* begin *

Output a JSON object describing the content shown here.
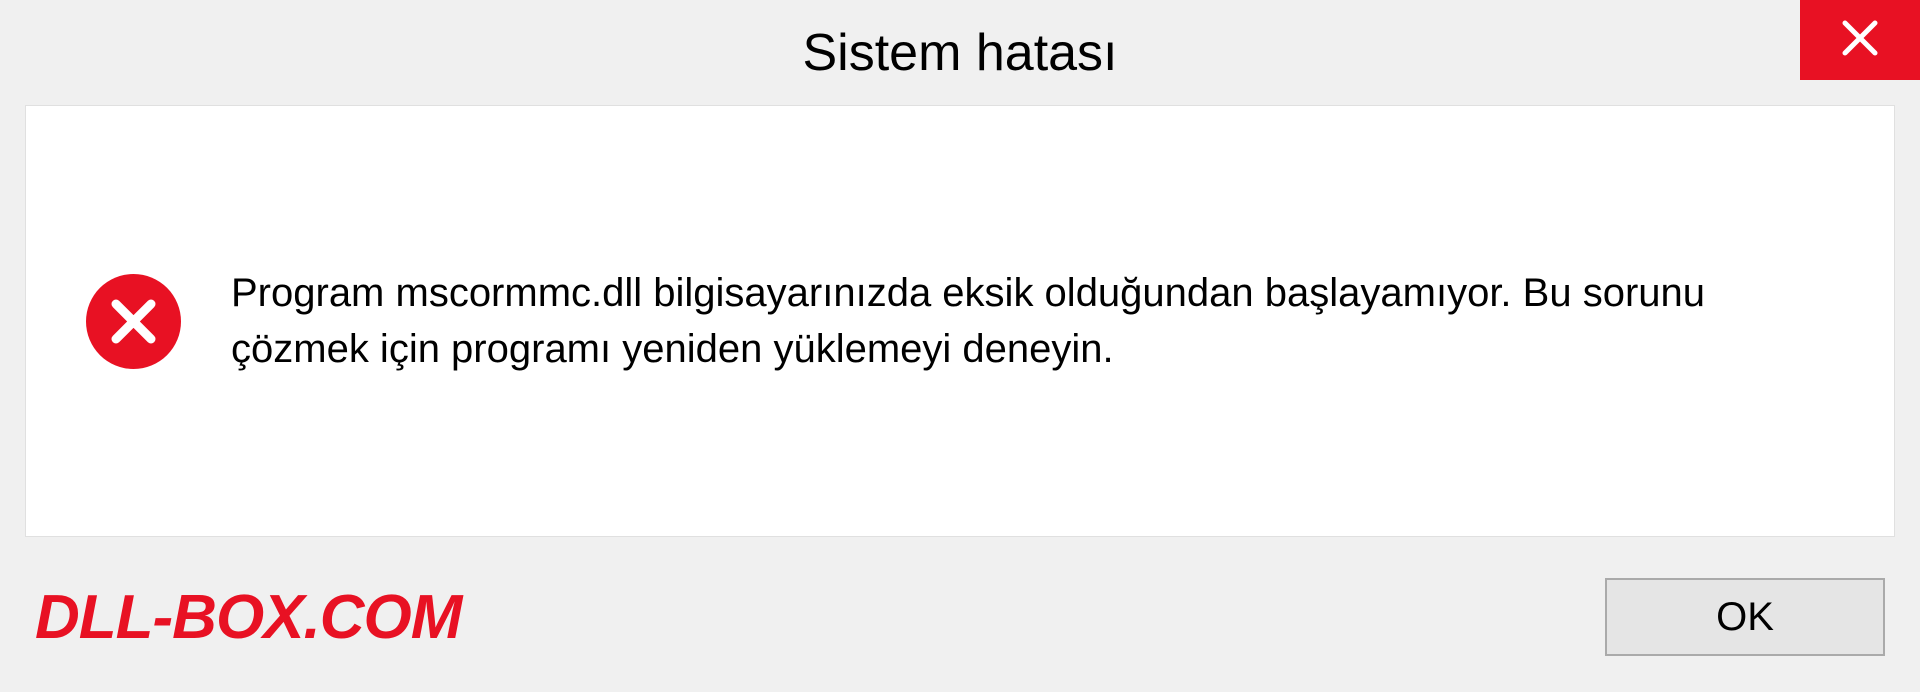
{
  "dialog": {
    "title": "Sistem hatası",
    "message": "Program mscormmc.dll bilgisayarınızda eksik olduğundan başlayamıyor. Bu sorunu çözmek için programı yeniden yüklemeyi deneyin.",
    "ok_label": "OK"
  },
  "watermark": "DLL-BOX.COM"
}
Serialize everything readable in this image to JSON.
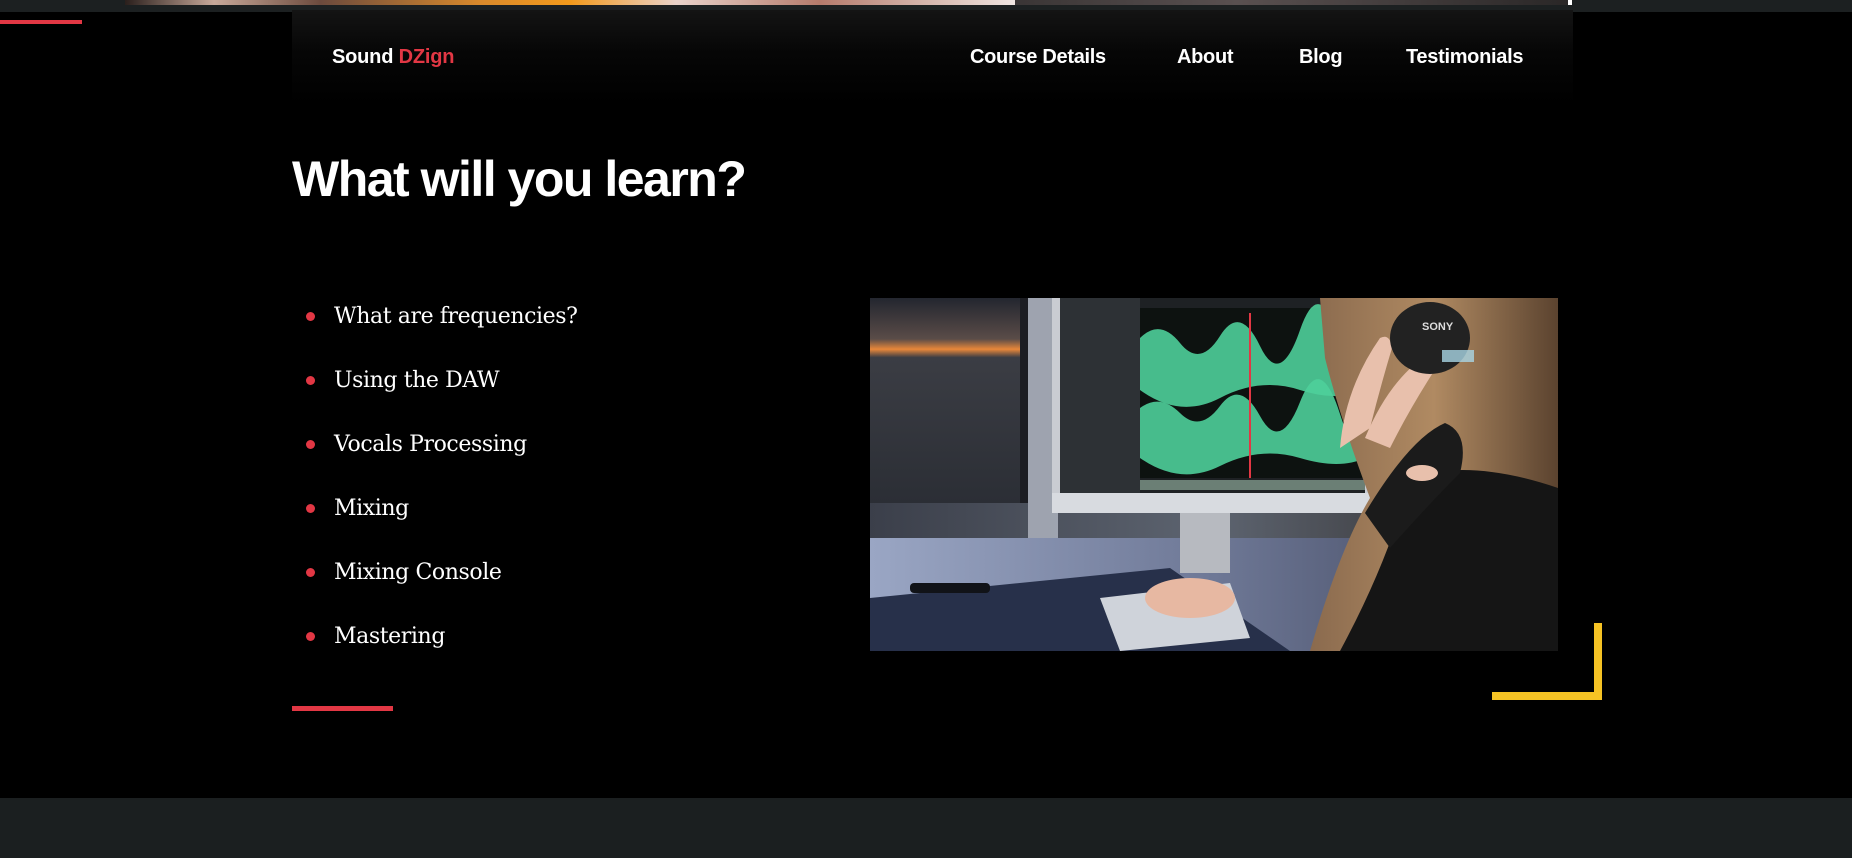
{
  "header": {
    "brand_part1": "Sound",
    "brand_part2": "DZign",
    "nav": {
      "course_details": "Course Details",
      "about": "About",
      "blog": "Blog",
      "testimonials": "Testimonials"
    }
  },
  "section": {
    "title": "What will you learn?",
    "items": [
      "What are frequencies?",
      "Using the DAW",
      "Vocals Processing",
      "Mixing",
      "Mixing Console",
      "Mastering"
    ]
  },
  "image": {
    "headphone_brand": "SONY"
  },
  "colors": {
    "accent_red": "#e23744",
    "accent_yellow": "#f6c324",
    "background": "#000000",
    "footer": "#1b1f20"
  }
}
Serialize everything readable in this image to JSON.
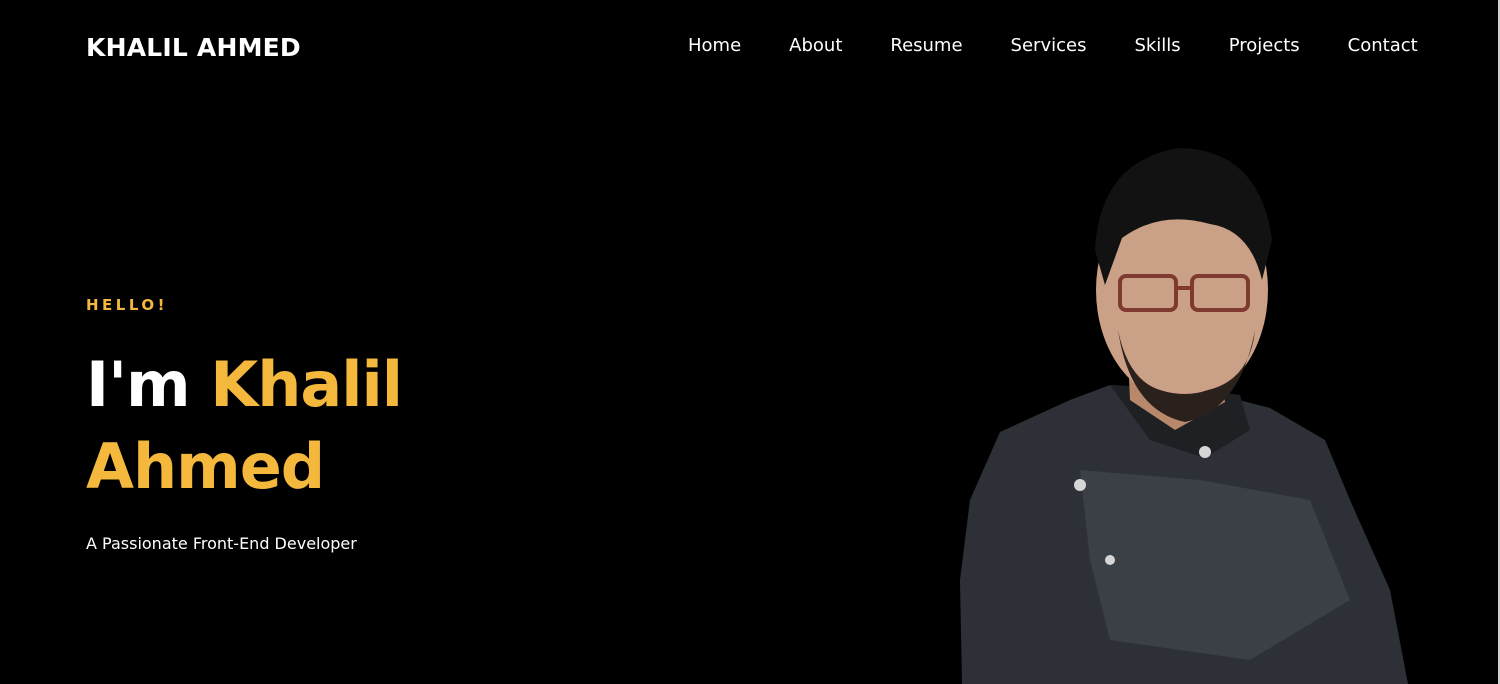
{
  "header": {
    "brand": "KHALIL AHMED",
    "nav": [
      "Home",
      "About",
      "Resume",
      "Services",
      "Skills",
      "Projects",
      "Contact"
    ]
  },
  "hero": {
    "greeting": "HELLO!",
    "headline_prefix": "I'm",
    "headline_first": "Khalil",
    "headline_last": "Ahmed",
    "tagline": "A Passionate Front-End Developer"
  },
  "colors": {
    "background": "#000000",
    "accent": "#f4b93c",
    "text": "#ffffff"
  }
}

* end *

Task instructions:
Transcribe every entry above exactly. Omit all pictures.

Solution to the exercise:
Output a JSON object describing the content shown here.
{
  "dialog": {
    "title": "Sistem hatası",
    "message": "Program mscormmc.dll bilgisayarınızda eksik olduğundan başlayamıyor. Bu sorunu çözmek için programı yeniden yüklemeyi deneyin.",
    "ok_label": "OK"
  },
  "watermark": "DLL-BOX.COM"
}
Serialize everything readable in this image to JSON.
{
  "header": {
    "brand_part1": "Sound",
    "brand_part2": "DZign",
    "nav": {
      "course_details": "Course Details",
      "about": "About",
      "blog": "Blog",
      "testimonials": "Testimonials"
    }
  },
  "section": {
    "title": "What will you learn?",
    "items": [
      "What are frequencies?",
      "Using the DAW",
      "Vocals Processing",
      "Mixing",
      "Mixing Console",
      "Mastering"
    ]
  },
  "image": {
    "headphone_brand": "SONY"
  },
  "colors": {
    "accent_red": "#e23744",
    "accent_yellow": "#f6c324",
    "background": "#000000",
    "footer": "#1b1f20"
  }
}
Serialize everything readable in this image to JSON.
{
  "header": {
    "brand": "KHALIL AHMED",
    "nav": [
      "Home",
      "About",
      "Resume",
      "Services",
      "Skills",
      "Projects",
      "Contact"
    ]
  },
  "hero": {
    "greeting": "HELLO!",
    "headline_prefix": "I'm",
    "headline_first": "Khalil",
    "headline_last": "Ahmed",
    "tagline": "A Passionate Front-End Developer"
  },
  "colors": {
    "background": "#000000",
    "accent": "#f4b93c",
    "text": "#ffffff"
  }
}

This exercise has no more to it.